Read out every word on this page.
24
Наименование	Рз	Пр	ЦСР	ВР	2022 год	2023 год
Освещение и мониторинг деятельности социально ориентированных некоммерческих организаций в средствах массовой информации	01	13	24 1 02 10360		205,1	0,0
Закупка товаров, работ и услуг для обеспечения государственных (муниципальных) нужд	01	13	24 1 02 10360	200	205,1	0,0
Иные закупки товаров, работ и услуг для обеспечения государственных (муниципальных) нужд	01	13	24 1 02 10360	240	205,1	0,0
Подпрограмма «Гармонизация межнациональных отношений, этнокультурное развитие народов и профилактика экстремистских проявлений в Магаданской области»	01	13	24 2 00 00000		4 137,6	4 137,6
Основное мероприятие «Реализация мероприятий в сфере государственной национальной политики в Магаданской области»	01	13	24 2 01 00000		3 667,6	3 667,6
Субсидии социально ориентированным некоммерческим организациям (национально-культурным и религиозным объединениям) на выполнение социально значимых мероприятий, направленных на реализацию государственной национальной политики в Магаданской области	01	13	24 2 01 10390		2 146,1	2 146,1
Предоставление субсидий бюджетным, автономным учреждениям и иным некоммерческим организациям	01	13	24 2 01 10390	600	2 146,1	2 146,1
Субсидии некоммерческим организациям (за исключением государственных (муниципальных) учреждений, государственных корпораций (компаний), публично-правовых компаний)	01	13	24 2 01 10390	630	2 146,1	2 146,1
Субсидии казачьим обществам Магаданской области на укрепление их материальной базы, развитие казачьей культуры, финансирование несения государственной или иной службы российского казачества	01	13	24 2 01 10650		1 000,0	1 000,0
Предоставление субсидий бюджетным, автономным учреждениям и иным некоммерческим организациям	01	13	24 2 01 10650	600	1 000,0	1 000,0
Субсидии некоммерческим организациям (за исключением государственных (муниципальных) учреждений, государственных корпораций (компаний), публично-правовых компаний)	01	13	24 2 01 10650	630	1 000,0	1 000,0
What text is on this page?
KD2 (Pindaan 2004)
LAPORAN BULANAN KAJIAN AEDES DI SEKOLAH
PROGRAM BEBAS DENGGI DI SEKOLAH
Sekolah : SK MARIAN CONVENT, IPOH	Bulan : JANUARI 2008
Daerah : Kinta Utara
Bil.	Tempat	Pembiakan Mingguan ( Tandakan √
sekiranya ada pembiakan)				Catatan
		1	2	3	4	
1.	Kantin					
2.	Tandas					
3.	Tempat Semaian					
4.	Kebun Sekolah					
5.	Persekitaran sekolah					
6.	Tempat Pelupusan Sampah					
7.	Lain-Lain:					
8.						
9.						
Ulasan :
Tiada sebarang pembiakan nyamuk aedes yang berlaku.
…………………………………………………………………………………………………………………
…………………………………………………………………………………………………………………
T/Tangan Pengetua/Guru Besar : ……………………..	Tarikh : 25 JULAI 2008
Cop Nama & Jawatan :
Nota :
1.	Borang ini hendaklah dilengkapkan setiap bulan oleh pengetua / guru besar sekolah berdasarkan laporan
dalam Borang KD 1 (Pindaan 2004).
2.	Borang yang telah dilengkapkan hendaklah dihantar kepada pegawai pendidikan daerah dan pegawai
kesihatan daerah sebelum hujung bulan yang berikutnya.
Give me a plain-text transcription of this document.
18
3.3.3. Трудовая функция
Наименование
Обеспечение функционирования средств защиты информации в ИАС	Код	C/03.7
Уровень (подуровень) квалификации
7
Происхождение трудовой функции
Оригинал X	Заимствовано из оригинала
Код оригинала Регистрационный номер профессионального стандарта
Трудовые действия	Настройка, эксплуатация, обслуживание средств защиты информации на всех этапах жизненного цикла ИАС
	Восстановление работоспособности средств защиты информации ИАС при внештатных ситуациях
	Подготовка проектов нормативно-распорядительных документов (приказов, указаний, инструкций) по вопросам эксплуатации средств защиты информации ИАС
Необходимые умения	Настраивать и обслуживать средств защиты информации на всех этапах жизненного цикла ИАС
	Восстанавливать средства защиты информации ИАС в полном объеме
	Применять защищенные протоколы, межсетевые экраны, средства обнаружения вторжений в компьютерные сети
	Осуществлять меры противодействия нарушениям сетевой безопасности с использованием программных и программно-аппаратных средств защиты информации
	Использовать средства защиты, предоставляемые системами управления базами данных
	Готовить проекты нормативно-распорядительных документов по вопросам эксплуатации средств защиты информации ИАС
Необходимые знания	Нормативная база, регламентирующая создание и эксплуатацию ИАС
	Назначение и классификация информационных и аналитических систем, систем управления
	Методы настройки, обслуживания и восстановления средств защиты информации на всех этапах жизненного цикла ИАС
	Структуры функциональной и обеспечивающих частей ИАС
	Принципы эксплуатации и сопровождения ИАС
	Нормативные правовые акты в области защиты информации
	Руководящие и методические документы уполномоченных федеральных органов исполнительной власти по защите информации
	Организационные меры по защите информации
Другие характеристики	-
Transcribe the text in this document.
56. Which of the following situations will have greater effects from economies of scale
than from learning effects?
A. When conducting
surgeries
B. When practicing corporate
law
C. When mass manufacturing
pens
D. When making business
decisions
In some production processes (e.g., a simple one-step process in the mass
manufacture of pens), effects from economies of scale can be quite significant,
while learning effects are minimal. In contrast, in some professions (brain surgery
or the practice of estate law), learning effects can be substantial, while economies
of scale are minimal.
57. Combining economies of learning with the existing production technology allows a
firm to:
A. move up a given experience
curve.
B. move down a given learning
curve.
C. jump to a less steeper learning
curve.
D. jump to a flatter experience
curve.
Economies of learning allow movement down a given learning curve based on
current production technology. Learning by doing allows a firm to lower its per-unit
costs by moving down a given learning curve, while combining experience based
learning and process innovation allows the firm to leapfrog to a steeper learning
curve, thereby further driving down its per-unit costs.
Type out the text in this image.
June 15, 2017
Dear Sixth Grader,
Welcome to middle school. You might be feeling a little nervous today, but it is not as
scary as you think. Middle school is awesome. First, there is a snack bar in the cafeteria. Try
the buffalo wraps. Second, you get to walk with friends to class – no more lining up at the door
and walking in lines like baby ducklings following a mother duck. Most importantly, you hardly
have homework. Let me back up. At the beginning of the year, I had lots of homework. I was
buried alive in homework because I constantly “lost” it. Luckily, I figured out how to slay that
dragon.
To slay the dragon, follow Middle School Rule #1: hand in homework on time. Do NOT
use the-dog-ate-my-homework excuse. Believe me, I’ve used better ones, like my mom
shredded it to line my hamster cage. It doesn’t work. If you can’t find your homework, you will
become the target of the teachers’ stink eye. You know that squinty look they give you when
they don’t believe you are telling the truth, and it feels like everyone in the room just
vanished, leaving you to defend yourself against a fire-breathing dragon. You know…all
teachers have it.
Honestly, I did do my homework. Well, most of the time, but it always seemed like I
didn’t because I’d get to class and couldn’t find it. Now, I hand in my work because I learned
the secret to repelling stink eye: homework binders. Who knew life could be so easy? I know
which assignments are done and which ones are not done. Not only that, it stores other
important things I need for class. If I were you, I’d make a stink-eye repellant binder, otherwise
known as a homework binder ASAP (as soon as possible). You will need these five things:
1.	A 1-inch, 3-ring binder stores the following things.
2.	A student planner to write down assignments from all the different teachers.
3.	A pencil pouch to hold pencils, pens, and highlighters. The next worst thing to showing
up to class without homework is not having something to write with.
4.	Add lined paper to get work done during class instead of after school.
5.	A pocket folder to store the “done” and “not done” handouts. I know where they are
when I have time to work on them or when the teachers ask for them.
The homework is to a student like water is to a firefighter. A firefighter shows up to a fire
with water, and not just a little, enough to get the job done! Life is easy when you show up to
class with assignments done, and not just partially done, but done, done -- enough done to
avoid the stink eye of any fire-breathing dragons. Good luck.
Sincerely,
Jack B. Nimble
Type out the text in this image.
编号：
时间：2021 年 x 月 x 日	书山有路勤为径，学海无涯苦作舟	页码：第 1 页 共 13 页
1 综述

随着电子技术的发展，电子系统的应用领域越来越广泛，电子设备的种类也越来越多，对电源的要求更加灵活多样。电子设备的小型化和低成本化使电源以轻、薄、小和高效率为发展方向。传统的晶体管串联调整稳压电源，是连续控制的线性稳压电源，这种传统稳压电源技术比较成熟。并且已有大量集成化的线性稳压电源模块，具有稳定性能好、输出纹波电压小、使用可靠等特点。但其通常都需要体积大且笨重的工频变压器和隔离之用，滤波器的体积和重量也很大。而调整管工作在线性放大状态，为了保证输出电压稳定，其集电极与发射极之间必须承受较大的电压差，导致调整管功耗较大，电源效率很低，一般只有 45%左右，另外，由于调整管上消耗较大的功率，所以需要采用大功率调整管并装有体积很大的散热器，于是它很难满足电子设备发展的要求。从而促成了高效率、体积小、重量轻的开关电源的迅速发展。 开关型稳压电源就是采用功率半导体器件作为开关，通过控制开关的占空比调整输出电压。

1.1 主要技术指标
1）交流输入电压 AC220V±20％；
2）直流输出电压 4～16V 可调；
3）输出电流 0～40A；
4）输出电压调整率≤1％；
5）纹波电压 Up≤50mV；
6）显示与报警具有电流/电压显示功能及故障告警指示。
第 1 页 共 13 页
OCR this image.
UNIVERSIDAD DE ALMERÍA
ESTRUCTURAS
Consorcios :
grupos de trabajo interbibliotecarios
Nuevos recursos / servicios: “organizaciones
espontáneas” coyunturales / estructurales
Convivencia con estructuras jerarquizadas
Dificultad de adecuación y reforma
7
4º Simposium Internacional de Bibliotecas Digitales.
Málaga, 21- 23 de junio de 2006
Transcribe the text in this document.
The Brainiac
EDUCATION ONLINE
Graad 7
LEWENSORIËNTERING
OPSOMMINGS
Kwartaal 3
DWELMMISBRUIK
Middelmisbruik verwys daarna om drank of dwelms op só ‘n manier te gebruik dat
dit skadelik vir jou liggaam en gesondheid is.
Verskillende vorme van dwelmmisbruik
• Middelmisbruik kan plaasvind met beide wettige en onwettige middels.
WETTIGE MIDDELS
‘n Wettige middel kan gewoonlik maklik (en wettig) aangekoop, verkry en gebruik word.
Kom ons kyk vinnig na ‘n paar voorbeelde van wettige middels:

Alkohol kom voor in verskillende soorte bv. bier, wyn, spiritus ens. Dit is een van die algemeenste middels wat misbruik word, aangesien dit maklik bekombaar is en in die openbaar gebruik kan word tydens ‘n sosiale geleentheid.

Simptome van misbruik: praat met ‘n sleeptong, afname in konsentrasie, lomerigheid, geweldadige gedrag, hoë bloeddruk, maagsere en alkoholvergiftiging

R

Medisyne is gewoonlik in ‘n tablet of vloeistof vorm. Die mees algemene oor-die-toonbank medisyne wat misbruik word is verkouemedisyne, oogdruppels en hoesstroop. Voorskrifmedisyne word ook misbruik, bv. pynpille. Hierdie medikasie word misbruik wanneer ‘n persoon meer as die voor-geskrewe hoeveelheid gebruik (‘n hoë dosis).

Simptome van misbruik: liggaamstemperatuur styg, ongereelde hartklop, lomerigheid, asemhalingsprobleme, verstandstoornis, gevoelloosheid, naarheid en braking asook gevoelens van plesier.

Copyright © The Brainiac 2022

+--

• [Your instructions]: Write out every line of the preceding listing that contains "политики".

• [Full output]:
Основное мероприятие «Реализация мероприятий в сфере государственной национальной политики в Магаданской области»	01	13	24 2 01 00000		3 667,6	3 667,6
Субсидии социально ориентированным некоммерческим организациям (национально-культурным и религиозным объединениям) на выполнение социально значимых мероприятий, направленных на реализацию государственной национальной политики в Магаданской области	01	13	24 2 01 10390		2 146,1	2 146,1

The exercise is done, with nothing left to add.